Tally the lines that include the word "thumbs" and reply with nothing but the total.

Data items
## BEGIN
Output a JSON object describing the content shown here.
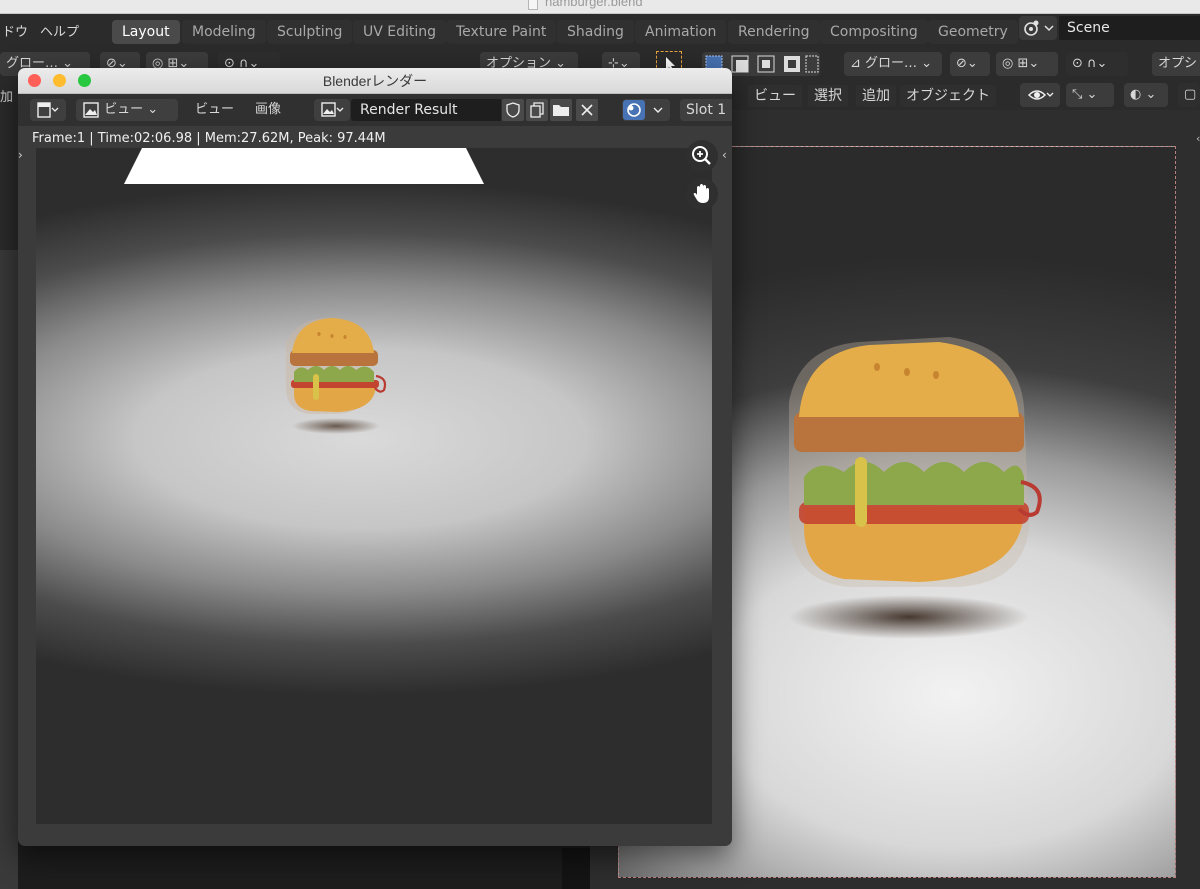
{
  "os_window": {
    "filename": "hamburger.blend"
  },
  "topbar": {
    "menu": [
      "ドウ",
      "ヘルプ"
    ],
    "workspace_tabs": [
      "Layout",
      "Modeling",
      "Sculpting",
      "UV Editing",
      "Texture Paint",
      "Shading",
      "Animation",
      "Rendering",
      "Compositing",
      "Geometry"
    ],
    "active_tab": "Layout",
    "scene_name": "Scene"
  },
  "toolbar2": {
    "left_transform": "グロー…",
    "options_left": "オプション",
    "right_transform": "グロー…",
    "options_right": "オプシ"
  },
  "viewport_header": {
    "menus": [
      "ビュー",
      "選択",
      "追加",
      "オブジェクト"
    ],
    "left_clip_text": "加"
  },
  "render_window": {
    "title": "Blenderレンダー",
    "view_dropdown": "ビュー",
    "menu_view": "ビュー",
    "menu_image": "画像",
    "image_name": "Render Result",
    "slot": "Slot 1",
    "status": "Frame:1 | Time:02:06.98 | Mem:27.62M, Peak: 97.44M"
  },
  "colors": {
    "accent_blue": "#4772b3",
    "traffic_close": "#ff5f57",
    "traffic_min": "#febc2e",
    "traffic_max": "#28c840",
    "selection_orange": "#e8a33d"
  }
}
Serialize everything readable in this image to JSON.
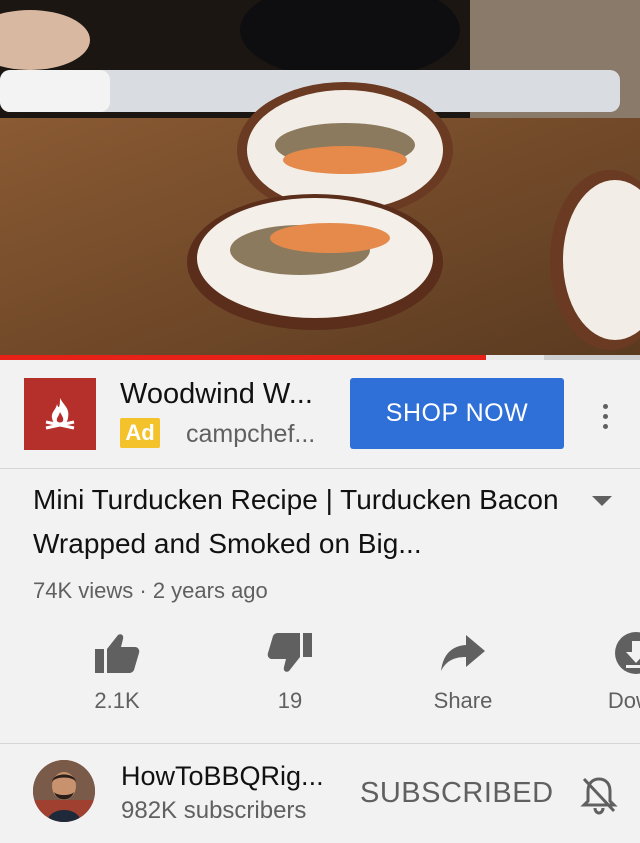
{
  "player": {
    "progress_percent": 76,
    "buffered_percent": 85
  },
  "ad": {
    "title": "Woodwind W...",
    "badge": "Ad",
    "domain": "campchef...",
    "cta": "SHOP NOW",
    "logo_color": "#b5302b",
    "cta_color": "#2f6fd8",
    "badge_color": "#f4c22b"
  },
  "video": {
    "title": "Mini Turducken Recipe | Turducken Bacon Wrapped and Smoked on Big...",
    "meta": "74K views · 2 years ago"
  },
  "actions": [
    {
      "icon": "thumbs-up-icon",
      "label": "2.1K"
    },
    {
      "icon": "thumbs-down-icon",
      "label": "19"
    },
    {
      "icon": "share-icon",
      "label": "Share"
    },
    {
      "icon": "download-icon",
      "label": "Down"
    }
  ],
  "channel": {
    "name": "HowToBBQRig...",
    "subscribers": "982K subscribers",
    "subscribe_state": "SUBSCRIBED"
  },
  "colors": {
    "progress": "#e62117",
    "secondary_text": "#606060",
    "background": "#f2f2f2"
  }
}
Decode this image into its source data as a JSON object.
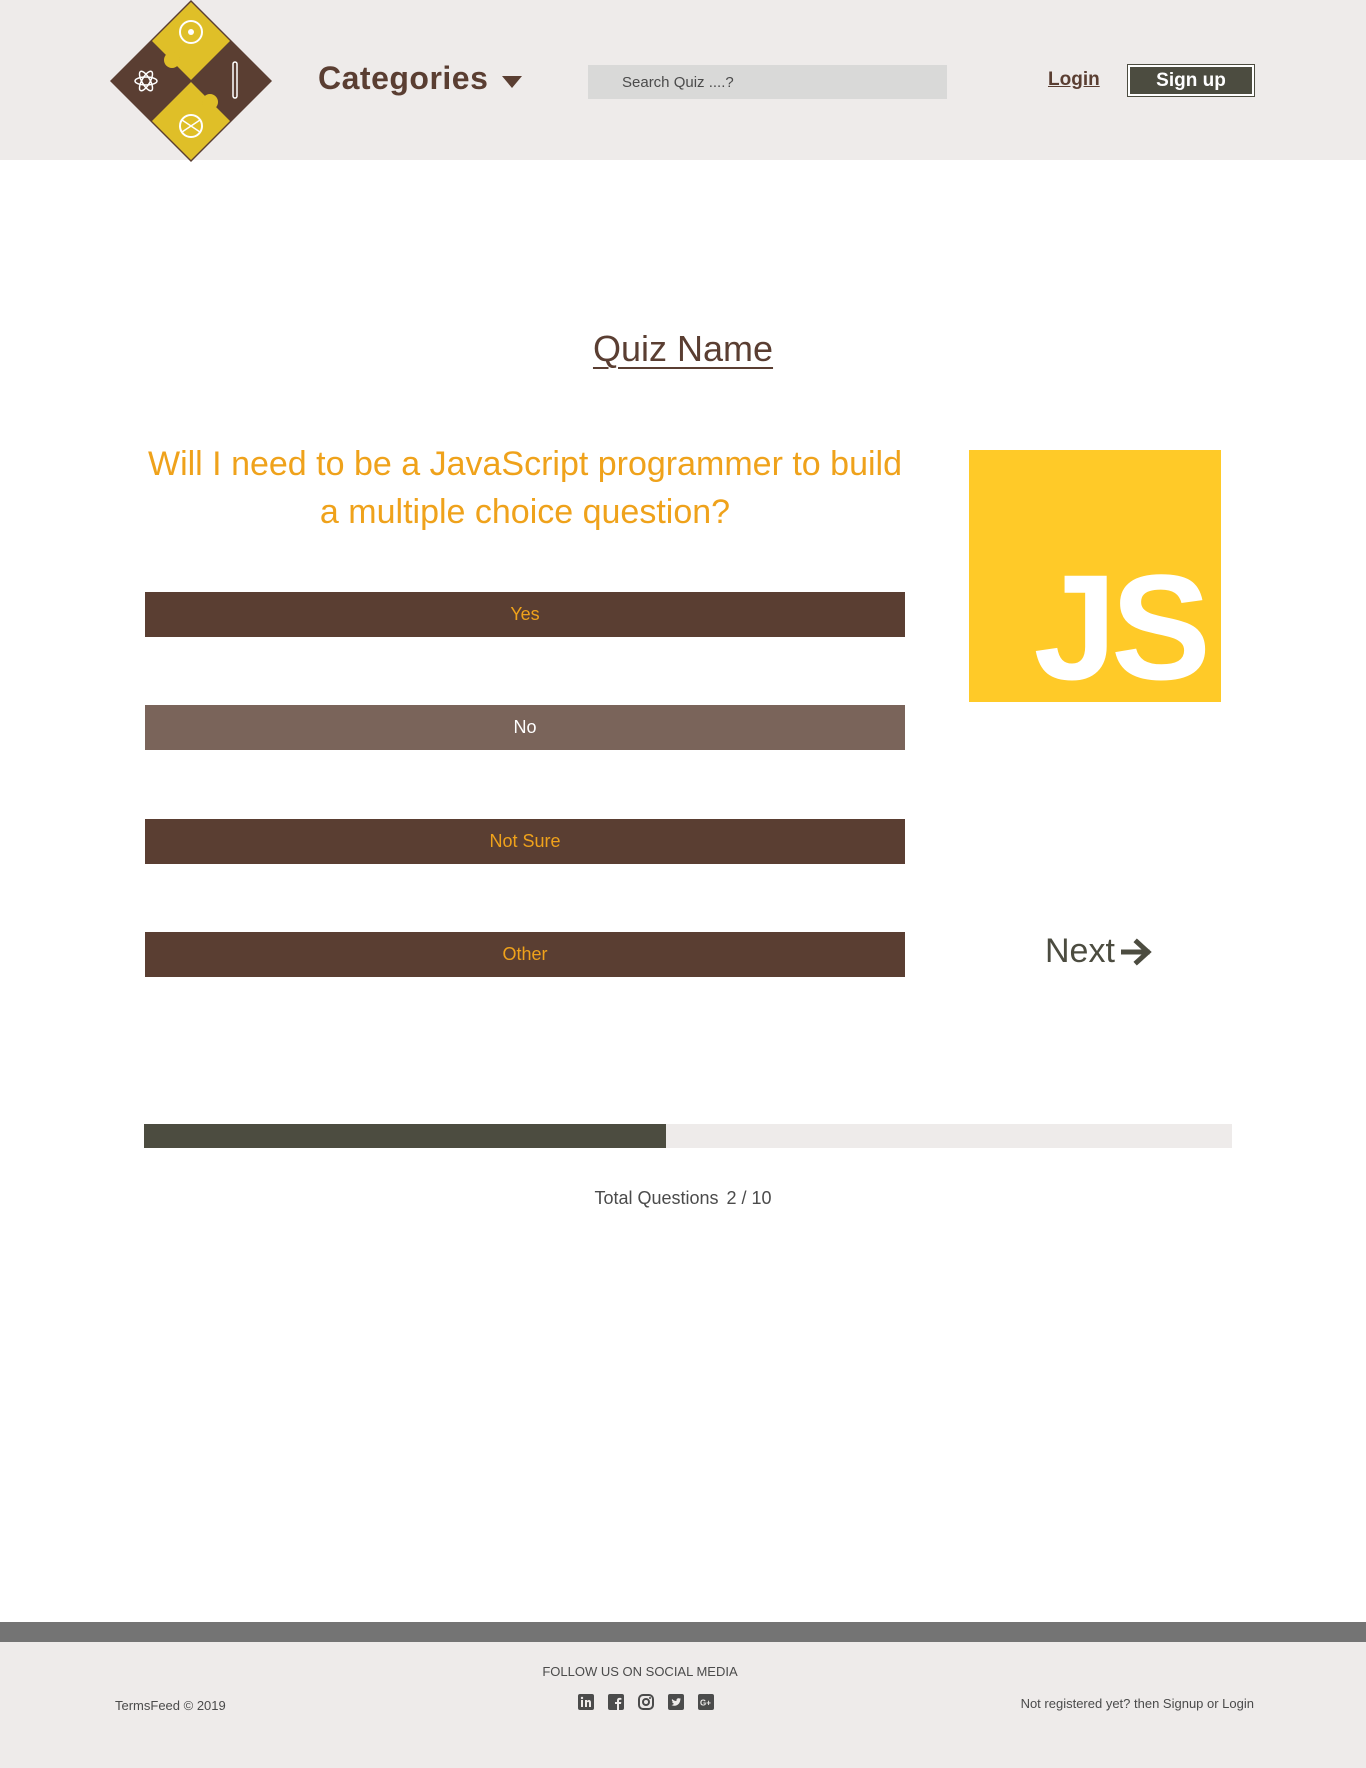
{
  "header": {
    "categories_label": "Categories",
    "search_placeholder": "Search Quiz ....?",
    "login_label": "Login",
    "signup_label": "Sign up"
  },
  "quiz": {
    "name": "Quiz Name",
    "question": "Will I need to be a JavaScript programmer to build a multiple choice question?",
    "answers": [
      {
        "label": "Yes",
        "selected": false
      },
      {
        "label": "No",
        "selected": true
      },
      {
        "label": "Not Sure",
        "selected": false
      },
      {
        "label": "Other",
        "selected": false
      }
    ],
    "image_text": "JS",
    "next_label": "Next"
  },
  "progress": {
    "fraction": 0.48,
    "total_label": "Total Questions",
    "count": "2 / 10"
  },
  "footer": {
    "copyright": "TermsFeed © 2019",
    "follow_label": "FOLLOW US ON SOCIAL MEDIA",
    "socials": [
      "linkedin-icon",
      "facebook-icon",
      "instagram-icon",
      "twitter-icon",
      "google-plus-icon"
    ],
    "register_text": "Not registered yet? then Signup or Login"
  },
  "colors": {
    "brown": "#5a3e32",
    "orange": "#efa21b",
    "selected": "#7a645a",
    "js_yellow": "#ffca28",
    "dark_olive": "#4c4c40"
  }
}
## END
= CORRECT OUTPUT =
2